§ **TASK PROMPT**
From the entries below, gather each line containing the word "California".

§ **AVAILABLE DATA**
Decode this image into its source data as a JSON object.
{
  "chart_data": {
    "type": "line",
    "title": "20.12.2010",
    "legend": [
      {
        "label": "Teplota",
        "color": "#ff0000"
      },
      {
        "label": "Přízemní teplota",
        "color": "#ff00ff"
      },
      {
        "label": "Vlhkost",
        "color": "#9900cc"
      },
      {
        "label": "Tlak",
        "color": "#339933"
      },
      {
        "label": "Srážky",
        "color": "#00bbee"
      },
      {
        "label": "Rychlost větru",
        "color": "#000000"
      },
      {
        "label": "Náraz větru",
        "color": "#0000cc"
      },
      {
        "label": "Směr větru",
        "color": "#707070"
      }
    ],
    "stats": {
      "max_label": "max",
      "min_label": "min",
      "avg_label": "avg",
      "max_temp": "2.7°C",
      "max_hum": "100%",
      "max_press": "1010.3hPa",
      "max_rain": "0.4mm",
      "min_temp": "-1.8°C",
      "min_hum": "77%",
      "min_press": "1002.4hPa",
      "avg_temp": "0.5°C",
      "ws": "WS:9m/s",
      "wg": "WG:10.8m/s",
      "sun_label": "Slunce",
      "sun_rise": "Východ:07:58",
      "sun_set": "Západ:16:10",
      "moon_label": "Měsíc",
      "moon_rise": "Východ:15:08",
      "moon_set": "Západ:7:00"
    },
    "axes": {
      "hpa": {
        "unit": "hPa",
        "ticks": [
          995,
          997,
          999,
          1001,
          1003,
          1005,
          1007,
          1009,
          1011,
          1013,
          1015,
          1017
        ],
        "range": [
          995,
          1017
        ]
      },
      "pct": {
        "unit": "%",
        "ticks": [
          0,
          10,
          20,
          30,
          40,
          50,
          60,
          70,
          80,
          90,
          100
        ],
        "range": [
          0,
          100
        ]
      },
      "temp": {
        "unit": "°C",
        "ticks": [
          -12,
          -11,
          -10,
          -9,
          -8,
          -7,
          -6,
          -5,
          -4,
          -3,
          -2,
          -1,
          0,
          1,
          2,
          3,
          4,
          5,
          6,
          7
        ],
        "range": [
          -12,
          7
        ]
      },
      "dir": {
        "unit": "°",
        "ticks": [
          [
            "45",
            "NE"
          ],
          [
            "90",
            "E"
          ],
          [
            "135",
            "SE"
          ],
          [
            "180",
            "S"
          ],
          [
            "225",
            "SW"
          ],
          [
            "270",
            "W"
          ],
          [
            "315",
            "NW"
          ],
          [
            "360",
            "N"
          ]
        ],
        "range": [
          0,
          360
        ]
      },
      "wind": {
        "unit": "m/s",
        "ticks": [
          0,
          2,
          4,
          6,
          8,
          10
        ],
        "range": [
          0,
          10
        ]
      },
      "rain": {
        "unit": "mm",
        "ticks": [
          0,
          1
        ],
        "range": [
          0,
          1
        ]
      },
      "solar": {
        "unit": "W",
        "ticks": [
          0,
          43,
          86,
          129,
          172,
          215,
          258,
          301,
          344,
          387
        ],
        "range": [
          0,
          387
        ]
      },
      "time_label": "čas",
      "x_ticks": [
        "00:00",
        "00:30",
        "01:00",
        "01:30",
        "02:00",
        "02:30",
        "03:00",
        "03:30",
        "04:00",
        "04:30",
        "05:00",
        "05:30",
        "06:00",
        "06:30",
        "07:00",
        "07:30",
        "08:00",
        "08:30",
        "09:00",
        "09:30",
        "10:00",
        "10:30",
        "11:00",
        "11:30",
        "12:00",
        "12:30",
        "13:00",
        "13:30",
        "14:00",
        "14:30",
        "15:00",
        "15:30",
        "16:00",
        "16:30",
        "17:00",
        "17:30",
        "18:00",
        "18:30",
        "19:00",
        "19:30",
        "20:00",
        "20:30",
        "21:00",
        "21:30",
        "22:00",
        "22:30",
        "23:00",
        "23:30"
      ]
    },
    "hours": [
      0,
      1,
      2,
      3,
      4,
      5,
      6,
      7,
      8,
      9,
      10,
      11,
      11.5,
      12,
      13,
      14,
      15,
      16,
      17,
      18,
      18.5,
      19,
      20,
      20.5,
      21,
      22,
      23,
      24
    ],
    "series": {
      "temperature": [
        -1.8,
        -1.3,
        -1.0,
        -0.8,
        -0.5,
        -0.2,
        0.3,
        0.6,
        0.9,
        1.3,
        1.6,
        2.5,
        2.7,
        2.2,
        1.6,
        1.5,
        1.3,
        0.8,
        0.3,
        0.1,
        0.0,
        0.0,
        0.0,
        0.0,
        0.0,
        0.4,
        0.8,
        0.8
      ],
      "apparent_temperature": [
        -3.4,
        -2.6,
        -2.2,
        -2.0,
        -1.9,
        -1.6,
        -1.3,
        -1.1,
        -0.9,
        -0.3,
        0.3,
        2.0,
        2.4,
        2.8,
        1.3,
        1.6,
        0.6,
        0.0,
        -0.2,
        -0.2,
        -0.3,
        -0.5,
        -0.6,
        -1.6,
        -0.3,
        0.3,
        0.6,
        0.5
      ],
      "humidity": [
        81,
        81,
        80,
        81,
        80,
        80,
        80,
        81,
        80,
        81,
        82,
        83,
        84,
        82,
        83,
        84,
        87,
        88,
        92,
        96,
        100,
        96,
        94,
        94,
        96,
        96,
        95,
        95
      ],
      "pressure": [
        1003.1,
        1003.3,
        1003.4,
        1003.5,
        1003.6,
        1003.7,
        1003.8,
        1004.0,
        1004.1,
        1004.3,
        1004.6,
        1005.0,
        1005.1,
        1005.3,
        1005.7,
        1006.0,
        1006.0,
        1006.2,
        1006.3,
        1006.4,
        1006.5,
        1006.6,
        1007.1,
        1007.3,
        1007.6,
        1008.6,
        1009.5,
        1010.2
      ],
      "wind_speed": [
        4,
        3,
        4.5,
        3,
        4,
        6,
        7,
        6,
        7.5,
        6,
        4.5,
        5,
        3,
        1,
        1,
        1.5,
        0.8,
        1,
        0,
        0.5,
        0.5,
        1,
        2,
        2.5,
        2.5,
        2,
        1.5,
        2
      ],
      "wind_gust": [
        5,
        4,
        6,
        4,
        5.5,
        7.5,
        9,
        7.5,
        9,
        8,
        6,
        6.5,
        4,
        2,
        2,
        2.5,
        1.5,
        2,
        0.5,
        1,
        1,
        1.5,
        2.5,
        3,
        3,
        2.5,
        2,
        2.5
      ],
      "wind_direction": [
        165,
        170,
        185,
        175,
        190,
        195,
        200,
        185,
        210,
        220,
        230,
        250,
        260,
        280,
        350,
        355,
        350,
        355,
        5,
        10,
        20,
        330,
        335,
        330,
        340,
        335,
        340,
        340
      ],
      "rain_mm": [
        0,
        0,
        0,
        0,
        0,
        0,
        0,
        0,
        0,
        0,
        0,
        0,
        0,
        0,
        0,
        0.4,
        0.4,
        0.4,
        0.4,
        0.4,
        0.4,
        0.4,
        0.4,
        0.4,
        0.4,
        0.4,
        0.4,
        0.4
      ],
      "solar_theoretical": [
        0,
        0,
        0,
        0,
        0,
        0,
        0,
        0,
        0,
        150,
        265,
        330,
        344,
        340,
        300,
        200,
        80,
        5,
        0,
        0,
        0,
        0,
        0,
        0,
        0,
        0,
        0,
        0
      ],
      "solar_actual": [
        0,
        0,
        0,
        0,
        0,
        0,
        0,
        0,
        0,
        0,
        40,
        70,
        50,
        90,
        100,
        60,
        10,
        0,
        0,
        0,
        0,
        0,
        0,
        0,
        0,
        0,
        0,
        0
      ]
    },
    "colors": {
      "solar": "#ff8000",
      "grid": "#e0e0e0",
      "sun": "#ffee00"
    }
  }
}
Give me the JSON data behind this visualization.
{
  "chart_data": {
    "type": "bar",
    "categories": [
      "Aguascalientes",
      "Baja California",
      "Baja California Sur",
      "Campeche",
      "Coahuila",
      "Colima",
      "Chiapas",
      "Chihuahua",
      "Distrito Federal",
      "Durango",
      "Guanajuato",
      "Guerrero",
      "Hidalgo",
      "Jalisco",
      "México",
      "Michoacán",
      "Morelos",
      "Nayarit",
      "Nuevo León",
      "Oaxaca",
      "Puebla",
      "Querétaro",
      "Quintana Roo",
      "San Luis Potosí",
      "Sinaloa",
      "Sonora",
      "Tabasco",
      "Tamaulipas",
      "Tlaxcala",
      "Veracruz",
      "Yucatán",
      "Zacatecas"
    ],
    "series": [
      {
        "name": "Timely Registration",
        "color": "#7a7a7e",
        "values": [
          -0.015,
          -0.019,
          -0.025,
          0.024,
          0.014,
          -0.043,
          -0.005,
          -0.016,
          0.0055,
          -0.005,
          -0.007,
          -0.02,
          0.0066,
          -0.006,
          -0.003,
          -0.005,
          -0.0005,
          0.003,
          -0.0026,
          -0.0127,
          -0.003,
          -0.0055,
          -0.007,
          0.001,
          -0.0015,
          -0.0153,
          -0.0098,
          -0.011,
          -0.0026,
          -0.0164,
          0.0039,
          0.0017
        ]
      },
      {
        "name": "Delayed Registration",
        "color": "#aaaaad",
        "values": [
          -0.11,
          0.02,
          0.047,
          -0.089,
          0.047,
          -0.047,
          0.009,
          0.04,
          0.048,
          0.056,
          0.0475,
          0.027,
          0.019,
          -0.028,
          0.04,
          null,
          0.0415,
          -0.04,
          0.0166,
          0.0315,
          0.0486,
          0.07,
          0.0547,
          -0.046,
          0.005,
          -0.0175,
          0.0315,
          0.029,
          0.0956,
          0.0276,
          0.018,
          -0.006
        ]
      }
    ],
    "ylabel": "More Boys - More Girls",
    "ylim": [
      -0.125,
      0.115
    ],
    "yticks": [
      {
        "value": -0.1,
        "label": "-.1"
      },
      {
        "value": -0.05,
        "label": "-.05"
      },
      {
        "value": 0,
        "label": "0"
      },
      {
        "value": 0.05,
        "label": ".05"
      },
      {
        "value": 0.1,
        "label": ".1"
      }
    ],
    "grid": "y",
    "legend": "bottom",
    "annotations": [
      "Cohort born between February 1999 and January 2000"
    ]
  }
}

§ **OUTPUT FOR THIS EXERCISE**
      "Baja California",
      "Baja California Sur",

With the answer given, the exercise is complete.